● WORK TO COMPLETE
Give back all the data exactly, line by line.

···

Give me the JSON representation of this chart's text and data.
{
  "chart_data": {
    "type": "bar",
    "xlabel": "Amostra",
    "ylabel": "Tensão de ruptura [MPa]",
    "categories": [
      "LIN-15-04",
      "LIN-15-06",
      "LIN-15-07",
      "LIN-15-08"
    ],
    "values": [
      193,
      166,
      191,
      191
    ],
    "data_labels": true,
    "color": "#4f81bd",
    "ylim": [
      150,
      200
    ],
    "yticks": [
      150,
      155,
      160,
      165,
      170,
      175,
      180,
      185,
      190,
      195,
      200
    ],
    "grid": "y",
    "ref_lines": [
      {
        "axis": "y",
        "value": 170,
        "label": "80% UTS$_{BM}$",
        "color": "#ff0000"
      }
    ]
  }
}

···

● FINISHED ANSWER
Give me the JSON representation of this chart's text and data.
{
  "chart_data": {
    "type": "bar",
    "xlabel": "Amostra",
    "ylabel": "Tensão de ruptura [MPa]",
    "categories": [
      "LIN-15-04",
      "LIN-15-06",
      "LIN-15-07",
      "LIN-15-08"
    ],
    "values": [
      193,
      166,
      191,
      191
    ],
    "data_labels": true,
    "color": "#4f81bd",
    "ylim": [
      150,
      200
    ],
    "yticks": [
      150,
      155,
      160,
      165,
      170,
      175,
      180,
      185,
      190,
      195,
      200
    ],
    "grid": "y",
    "ref_lines": [
      {
        "axis": "y",
        "value": 170,
        "label": "80% UTS$_{BM}$",
        "color": "#ff0000"
      }
    ]
  }
}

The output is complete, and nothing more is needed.